──────── Provided information ────────

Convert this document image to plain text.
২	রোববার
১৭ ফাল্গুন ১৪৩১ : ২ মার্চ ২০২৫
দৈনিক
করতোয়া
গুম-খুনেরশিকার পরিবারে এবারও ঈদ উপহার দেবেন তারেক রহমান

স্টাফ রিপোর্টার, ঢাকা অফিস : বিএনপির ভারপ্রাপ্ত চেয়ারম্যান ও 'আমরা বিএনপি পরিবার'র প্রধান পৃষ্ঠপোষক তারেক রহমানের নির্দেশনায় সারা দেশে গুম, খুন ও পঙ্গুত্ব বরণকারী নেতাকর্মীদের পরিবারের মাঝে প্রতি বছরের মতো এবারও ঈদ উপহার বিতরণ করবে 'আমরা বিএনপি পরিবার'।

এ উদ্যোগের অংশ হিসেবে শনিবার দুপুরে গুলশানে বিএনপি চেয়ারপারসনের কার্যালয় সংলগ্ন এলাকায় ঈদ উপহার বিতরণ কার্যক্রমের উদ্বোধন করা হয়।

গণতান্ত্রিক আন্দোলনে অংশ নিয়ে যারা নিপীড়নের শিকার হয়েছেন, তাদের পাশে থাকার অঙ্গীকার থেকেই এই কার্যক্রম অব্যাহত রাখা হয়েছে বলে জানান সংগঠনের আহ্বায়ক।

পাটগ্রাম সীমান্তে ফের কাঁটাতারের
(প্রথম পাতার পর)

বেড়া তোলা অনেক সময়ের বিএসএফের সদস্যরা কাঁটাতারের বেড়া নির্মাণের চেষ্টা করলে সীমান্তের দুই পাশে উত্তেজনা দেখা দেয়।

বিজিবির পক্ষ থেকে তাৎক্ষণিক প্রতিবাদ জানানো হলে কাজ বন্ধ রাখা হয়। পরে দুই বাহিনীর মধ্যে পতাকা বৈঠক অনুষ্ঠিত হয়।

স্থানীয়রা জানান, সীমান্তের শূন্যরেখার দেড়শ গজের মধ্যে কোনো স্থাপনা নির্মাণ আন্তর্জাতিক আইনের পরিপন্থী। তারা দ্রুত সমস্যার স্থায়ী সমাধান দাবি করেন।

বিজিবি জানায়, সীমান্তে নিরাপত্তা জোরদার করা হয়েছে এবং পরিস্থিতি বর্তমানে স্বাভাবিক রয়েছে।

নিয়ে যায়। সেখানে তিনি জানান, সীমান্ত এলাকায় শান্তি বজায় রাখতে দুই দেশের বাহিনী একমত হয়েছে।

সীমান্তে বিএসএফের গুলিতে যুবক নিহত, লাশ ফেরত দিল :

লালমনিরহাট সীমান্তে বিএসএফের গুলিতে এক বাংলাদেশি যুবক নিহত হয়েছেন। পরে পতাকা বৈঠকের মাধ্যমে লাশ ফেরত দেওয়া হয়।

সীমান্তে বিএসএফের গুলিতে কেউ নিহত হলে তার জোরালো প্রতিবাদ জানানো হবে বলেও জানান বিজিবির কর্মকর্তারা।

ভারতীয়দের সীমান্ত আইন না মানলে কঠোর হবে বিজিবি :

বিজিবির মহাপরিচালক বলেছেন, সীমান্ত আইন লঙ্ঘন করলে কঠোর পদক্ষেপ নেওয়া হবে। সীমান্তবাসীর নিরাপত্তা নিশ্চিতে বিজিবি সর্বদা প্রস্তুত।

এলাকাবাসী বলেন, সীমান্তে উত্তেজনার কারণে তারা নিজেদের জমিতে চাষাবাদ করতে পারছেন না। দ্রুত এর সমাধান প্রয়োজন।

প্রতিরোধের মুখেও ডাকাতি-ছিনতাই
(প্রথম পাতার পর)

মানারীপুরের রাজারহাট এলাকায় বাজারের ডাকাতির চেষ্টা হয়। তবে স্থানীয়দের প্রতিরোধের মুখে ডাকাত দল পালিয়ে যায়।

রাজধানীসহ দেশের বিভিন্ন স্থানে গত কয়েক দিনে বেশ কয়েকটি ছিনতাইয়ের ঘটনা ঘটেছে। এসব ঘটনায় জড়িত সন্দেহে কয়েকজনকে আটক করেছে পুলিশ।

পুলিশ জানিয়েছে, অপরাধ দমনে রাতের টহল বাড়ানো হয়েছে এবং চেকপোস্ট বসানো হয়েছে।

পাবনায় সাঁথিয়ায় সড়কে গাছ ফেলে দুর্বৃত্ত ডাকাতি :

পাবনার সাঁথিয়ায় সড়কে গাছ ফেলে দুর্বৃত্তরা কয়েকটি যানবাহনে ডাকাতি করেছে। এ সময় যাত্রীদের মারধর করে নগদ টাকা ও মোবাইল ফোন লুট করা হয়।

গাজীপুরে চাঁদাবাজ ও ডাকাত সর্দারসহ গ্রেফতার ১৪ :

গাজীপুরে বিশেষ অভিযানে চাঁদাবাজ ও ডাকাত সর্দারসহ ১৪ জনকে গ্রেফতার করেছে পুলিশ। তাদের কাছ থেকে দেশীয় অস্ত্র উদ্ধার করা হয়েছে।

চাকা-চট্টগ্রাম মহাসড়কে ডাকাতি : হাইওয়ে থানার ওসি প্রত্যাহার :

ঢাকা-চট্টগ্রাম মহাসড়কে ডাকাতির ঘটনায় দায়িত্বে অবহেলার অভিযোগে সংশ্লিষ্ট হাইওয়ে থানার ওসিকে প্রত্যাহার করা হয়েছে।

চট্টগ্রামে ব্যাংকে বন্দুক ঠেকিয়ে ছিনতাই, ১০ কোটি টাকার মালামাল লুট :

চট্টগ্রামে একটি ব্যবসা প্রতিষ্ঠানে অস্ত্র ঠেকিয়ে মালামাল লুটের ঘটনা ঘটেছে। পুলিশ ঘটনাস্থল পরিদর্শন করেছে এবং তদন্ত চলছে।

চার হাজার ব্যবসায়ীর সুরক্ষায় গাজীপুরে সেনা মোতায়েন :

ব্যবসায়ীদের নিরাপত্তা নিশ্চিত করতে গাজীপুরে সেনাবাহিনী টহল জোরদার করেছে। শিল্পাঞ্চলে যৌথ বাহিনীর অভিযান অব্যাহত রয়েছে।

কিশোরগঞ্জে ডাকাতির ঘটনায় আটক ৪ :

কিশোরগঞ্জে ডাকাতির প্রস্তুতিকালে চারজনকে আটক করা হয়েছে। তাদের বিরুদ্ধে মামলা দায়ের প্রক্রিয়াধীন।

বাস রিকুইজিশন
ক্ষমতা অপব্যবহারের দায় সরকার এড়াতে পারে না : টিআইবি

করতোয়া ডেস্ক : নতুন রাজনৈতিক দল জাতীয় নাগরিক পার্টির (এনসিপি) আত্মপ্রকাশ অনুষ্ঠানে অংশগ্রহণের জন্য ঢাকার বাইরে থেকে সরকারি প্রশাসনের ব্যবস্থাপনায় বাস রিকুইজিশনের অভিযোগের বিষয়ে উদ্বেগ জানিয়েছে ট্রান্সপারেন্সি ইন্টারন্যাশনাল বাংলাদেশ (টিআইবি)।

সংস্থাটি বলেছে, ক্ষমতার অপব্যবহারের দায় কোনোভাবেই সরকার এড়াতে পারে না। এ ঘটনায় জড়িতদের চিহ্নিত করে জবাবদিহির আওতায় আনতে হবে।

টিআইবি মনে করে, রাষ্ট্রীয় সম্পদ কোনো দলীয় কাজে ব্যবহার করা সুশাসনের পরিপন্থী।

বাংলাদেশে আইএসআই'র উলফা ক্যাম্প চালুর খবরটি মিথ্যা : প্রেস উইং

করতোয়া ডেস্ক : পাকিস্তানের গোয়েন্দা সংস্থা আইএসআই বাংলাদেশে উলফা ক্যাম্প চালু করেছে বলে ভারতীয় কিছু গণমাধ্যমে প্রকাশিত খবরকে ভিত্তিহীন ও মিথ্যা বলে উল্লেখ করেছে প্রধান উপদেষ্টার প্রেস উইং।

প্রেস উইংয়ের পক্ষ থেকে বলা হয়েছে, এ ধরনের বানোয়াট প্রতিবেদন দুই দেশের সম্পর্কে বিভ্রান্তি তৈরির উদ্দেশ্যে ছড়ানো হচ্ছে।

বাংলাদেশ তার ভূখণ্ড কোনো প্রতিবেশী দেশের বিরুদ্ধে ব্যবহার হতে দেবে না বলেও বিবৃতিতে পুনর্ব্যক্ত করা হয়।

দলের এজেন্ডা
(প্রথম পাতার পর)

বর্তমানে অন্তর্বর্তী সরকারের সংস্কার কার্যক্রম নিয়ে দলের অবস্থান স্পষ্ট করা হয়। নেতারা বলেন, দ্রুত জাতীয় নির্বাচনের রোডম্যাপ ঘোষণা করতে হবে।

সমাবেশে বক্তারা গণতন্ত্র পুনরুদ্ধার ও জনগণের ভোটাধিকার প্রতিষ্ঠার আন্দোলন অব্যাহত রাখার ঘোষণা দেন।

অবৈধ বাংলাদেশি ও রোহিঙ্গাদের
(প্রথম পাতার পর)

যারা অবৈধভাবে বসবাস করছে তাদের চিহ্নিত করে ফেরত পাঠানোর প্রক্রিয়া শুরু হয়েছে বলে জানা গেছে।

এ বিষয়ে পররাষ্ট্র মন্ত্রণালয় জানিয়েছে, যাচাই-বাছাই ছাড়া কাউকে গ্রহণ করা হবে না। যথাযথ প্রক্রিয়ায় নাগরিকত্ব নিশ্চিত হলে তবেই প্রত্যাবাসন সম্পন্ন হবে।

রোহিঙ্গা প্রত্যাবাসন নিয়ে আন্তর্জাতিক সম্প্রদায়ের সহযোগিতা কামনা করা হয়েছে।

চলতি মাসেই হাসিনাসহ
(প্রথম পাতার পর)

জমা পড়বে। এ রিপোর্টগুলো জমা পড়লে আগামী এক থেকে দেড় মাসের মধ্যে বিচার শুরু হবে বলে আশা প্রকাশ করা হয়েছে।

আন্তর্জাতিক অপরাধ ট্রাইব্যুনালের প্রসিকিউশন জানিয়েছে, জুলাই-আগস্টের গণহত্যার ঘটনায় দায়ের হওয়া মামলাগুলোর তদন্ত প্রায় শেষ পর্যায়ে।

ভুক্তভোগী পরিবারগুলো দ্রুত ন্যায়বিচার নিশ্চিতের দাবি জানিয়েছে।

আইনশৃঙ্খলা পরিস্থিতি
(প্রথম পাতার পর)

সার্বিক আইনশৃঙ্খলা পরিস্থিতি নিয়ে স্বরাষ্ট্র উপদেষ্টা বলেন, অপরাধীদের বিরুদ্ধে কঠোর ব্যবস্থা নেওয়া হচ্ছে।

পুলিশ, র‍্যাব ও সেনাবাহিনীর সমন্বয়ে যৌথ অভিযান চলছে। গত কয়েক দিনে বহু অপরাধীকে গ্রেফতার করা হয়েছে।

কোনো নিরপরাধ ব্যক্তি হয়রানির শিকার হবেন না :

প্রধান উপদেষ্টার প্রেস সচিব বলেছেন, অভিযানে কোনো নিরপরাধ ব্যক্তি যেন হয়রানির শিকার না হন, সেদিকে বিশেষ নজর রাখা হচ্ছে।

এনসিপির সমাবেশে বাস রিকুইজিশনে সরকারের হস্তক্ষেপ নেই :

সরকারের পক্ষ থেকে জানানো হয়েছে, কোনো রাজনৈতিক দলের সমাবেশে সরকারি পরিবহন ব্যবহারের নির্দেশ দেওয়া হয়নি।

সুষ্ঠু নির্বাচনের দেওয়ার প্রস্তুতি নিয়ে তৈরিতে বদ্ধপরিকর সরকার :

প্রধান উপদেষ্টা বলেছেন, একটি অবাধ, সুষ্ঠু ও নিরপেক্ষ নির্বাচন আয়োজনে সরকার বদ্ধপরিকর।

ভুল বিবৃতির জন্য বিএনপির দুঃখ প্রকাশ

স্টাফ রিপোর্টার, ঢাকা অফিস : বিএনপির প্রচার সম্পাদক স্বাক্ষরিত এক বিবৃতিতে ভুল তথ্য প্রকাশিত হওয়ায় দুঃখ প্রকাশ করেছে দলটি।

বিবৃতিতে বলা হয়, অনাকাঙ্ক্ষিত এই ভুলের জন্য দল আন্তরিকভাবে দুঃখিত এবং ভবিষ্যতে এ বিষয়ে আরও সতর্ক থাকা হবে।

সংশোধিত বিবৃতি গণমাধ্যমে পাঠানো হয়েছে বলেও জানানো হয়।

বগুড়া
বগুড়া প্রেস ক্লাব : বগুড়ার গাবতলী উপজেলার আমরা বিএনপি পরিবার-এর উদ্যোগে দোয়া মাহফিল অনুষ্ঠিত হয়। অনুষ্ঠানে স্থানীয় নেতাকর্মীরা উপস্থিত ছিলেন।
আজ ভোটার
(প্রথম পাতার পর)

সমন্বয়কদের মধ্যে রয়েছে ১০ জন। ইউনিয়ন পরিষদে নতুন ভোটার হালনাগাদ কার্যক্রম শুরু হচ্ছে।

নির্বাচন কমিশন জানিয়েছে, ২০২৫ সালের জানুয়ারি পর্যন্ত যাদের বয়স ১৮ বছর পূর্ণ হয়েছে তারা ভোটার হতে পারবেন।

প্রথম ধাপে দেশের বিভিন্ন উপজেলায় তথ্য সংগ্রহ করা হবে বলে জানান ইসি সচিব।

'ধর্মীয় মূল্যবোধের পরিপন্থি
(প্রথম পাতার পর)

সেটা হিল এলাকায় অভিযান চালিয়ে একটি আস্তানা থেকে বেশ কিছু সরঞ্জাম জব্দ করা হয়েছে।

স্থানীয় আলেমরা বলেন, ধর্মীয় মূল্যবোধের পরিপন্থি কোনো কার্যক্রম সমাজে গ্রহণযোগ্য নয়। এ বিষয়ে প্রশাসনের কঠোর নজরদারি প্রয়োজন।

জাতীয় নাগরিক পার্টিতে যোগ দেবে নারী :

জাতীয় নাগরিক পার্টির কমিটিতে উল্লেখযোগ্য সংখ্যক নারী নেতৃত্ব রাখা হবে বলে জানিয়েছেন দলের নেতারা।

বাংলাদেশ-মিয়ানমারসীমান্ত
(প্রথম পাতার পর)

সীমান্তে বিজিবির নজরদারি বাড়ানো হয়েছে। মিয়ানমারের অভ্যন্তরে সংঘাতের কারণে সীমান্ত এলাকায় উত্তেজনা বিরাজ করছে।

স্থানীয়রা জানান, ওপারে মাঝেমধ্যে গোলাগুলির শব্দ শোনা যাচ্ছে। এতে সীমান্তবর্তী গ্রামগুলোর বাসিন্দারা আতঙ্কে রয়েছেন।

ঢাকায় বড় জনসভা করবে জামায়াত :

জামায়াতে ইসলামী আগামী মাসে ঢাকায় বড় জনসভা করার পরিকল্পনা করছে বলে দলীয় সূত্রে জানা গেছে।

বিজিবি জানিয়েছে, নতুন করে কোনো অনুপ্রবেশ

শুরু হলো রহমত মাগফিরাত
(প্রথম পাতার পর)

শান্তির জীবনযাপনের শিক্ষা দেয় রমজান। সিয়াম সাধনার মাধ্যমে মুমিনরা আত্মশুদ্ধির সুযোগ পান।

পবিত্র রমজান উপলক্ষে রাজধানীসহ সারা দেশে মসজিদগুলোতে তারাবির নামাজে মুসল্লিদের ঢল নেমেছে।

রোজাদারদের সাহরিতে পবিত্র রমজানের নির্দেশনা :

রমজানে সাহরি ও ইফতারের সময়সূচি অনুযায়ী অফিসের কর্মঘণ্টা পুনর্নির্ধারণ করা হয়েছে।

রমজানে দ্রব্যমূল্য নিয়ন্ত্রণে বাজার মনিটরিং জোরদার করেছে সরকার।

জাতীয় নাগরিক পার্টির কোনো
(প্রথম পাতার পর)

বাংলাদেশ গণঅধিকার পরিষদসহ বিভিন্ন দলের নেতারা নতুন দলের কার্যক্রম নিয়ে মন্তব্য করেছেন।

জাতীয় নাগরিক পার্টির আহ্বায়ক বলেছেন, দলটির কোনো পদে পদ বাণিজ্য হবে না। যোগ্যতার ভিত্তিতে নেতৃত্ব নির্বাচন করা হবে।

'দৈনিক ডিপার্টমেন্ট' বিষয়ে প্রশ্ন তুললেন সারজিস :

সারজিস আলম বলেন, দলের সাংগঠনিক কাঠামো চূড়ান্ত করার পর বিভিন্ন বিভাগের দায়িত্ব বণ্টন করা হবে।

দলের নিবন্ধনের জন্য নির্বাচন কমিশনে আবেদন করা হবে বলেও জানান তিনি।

────────

== Work to do ==
Tally the lines holding the string "আইএসআই" and give only the count.

== Completed task ==
2